### Prompt
Copy out all of the material, matching it word for word.
+ + +
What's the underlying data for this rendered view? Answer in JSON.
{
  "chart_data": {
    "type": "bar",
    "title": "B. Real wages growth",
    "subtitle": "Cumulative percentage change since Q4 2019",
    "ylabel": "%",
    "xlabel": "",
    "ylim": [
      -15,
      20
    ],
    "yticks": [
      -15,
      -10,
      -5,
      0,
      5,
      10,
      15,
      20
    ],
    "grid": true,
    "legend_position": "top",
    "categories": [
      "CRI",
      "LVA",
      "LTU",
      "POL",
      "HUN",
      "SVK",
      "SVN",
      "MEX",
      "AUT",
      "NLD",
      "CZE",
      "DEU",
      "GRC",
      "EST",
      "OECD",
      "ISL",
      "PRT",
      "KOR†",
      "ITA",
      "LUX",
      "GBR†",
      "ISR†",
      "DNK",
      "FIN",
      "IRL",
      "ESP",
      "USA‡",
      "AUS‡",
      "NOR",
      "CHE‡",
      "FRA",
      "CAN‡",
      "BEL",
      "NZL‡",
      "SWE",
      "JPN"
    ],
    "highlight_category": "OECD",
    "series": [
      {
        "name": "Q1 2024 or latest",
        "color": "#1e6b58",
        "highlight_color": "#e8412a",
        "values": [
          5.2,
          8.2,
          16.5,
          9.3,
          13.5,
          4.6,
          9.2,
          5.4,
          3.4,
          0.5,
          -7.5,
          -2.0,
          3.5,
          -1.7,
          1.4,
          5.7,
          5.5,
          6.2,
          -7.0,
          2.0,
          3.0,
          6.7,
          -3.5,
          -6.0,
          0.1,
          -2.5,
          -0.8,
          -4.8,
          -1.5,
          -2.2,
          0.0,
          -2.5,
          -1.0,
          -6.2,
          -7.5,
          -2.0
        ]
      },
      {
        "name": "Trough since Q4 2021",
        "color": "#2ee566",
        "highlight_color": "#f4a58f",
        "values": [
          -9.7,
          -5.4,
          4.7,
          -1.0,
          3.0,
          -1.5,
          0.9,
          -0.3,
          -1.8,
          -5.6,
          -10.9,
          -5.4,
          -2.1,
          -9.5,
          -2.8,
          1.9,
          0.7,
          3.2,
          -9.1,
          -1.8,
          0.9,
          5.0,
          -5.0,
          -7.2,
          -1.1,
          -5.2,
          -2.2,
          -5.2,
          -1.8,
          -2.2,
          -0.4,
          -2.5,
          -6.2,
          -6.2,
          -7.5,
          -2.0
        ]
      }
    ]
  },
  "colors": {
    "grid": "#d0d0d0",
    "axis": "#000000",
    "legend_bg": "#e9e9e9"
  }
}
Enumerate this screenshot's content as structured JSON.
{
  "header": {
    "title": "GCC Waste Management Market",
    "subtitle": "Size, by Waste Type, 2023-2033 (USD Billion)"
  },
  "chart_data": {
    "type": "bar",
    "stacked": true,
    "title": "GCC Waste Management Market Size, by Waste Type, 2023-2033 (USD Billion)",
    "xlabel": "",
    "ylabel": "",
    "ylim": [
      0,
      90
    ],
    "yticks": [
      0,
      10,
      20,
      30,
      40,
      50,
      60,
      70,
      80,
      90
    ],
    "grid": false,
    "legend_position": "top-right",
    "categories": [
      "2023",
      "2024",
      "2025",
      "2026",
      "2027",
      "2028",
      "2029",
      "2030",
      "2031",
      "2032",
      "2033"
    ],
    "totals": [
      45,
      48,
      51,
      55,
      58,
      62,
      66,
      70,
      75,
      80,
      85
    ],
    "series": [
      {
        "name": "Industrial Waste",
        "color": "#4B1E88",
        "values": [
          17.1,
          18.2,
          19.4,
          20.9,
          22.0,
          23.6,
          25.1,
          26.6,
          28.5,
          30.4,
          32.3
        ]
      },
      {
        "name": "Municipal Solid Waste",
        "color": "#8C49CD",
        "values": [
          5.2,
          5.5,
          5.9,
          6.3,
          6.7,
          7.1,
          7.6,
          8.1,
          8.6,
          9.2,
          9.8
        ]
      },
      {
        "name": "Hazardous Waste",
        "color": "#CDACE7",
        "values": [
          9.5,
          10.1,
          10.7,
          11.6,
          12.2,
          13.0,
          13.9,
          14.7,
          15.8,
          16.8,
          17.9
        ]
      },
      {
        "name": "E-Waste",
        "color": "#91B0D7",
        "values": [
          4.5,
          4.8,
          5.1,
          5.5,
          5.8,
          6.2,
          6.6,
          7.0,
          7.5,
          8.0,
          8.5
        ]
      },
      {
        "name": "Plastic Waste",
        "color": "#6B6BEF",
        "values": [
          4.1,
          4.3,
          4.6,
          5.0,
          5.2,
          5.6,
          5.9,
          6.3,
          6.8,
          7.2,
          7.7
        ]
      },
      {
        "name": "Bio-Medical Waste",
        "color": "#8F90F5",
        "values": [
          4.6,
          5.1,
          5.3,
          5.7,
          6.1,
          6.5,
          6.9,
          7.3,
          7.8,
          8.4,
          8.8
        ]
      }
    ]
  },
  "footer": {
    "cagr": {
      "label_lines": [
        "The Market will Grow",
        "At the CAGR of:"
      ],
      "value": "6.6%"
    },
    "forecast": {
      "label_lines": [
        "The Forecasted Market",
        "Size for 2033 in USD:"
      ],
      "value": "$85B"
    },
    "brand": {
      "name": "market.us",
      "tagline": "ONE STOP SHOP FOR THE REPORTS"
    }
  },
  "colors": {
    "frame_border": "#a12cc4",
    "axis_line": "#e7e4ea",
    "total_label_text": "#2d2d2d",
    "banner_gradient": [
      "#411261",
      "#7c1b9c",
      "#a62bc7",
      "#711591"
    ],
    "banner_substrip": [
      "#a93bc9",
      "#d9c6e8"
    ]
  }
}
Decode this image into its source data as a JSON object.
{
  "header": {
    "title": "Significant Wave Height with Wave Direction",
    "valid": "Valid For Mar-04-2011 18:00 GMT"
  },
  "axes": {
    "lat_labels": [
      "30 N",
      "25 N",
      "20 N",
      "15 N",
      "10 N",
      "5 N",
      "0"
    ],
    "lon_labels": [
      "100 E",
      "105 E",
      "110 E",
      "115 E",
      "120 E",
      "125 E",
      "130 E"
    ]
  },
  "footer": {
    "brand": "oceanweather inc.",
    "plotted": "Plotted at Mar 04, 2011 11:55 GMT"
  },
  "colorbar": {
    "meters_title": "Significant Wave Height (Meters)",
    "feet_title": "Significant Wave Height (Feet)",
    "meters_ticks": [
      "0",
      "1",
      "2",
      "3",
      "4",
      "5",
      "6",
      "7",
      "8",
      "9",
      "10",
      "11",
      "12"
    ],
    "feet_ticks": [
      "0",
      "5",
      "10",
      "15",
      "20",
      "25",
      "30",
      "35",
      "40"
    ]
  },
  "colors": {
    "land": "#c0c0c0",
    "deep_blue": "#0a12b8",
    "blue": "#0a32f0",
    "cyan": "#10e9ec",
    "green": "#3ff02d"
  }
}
+ + +
### Exercise result
What's the underlying data for this rendered view? Answer in JSON.
{
  "chart_data": {
    "type": "bar",
    "title": "B. Real wages growth",
    "subtitle": "Cumulative percentage change since Q4 2019",
    "ylabel": "%",
    "xlabel": "",
    "ylim": [
      -15,
      20
    ],
    "yticks": [
      -15,
      -10,
      -5,
      0,
      5,
      10,
      15,
      20
    ],
    "grid": true,
    "legend_position": "top",
    "categories": [
      "CRI",
      "LVA",
      "LTU",
      "POL",
      "HUN",
      "SVK",
      "SVN",
      "MEX",
      "AUT",
      "NLD",
      "CZE",
      "DEU",
      "GRC",
      "EST",
      "OECD",
      "ISL",
      "PRT",
      "KOR†",
      "ITA",
      "LUX",
      "GBR†",
      "ISR†",
      "DNK",
      "FIN",
      "IRL",
      "ESP",
      "USA‡",
      "AUS‡",
      "NOR",
      "CHE‡",
      "FRA",
      "CAN‡",
      "BEL",
      "NZL‡",
      "SWE",
      "JPN"
    ],
    "highlight_category": "OECD",
    "series": [
      {
        "name": "Q1 2024 or latest",
        "color": "#1e6b58",
        "highlight_color": "#e8412a",
        "values": [
          5.2,
          8.2,
          16.5,
          9.3,
          13.5,
          4.6,
          9.2,
          5.4,
          3.4,
          0.5,
          -7.5,
          -2.0,
          3.5,
          -1.7,
          1.4,
          5.7,
          5.5,
          6.2,
          -7.0,
          2.0,
          3.0,
          6.7,
          -3.5,
          -6.0,
          0.1,
          -2.5,
          -0.8,
          -4.8,
          -1.5,
          -2.2,
          0.0,
          -2.5,
          -1.0,
          -6.2,
          -7.5,
          -2.0
        ]
      },
      {
        "name": "Trough since Q4 2021",
        "color": "#2ee566",
        "highlight_color": "#f4a58f",
        "values": [
          -9.7,
          -5.4,
          4.7,
          -1.0,
          3.0,
          -1.5,
          0.9,
          -0.3,
          -1.8,
          -5.6,
          -10.9,
          -5.4,
          -2.1,
          -9.5,
          -2.8,
          1.9,
          0.7,
          3.2,
          -9.1,
          -1.8,
          0.9,
          5.0,
          -5.0,
          -7.2,
          -1.1,
          -5.2,
          -2.2,
          -5.2,
          -1.8,
          -2.2,
          -0.4,
          -2.5,
          -6.2,
          -6.2,
          -7.5,
          -2.0
        ]
      }
    ]
  },
  "colors": {
    "grid": "#d0d0d0",
    "axis": "#000000",
    "legend_bg": "#e9e9e9"
  }
}
Enumerate this screenshot's content as structured JSON.
{
  "header": {
    "title": "GCC Waste Management Market",
    "subtitle": "Size, by Waste Type, 2023-2033 (USD Billion)"
  },
  "chart_data": {
    "type": "bar",
    "stacked": true,
    "title": "GCC Waste Management Market Size, by Waste Type, 2023-2033 (USD Billion)",
    "xlabel": "",
    "ylabel": "",
    "ylim": [
      0,
      90
    ],
    "yticks": [
      0,
      10,
      20,
      30,
      40,
      50,
      60,
      70,
      80,
      90
    ],
    "grid": false,
    "legend_position": "top-right",
    "categories": [
      "2023",
      "2024",
      "2025",
      "2026",
      "2027",
      "2028",
      "2029",
      "2030",
      "2031",
      "2032",
      "2033"
    ],
    "totals": [
      45,
      48,
      51,
      55,
      58,
      62,
      66,
      70,
      75,
      80,
      85
    ],
    "series": [
      {
        "name": "Industrial Waste",
        "color": "#4B1E88",
        "values": [
          17.1,
          18.2,
          19.4,
          20.9,
          22.0,
          23.6,
          25.1,
          26.6,
          28.5,
          30.4,
          32.3
        ]
      },
      {
        "name": "Municipal Solid Waste",
        "color": "#8C49CD",
        "values": [
          5.2,
          5.5,
          5.9,
          6.3,
          6.7,
          7.1,
          7.6,
          8.1,
          8.6,
          9.2,
          9.8
        ]
      },
      {
        "name": "Hazardous Waste",
        "color": "#CDACE7",
        "values": [
          9.5,
          10.1,
          10.7,
          11.6,
          12.2,
          13.0,
          13.9,
          14.7,
          15.8,
          16.8,
          17.9
        ]
      },
      {
        "name": "E-Waste",
        "color": "#91B0D7",
        "values": [
          4.5,
          4.8,
          5.1,
          5.5,
          5.8,
          6.2,
          6.6,
          7.0,
          7.5,
          8.0,
          8.5
        ]
      },
      {
        "name": "Plastic Waste",
        "color": "#6B6BEF",
        "values": [
          4.1,
          4.3,
          4.6,
          5.0,
          5.2,
          5.6,
          5.9,
          6.3,
          6.8,
          7.2,
          7.7
        ]
      },
      {
        "name": "Bio-Medical Waste",
        "color": "#8F90F5",
        "values": [
          4.6,
          5.1,
          5.3,
          5.7,
          6.1,
          6.5,
          6.9,
          7.3,
          7.8,
          8.4,
          8.8
        ]
      }
    ]
  },
  "footer": {
    "cagr": {
      "label_lines": [
        "The Market will Grow",
        "At the CAGR of:"
      ],
      "value": "6.6%"
    },
    "forecast": {
      "label_lines": [
        "The Forecasted Market",
        "Size for 2033 in USD:"
      ],
      "value": "$85B"
    },
    "brand": {
      "name": "market.us",
      "tagline": "ONE STOP SHOP FOR THE REPORTS"
    }
  },
  "colors": {
    "frame_border": "#a12cc4",
    "axis_line": "#e7e4ea",
    "total_label_text": "#2d2d2d",
    "banner_gradient": [
      "#411261",
      "#7c1b9c",
      "#a62bc7",
      "#711591"
    ],
    "banner_substrip": [
      "#a93bc9",
      "#d9c6e8"
    ]
  }
}
Decode this image into its source data as a JSON object.
{
  "header": {
    "title": "Significant Wave Height with Wave Direction",
    "valid": "Valid For Mar-04-2011 18:00 GMT"
  },
  "axes": {
    "lat_labels": [
      "30 N",
      "25 N",
      "20 N",
      "15 N",
      "10 N",
      "5 N",
      "0"
    ],
    "lon_labels": [
      "100 E",
      "105 E",
      "110 E",
      "115 E",
      "120 E",
      "125 E",
      "130 E"
    ]
  },
  "footer": {
    "brand": "oceanweather inc.",
    "plotted": "Plotted at Mar 04, 2011 11:55 GMT"
  },
  "colorbar": {
    "meters_title": "Significant Wave Height (Meters)",
    "feet_title": "Significant Wave Height (Feet)",
    "meters_ticks": [
      "0",
      "1",
      "2",
      "3",
      "4",
      "5",
      "6",
      "7",
      "8",
      "9",
      "10",
      "11",
      "12"
    ],
    "feet_ticks": [
      "0",
      "5",
      "10",
      "15",
      "20",
      "25",
      "30",
      "35",
      "40"
    ]
  },
  "colors": {
    "land": "#c0c0c0",
    "deep_blue": "#0a12b8",
    "blue": "#0a32f0",
    "cyan": "#10e9ec",
    "green": "#3ff02d"
  }
}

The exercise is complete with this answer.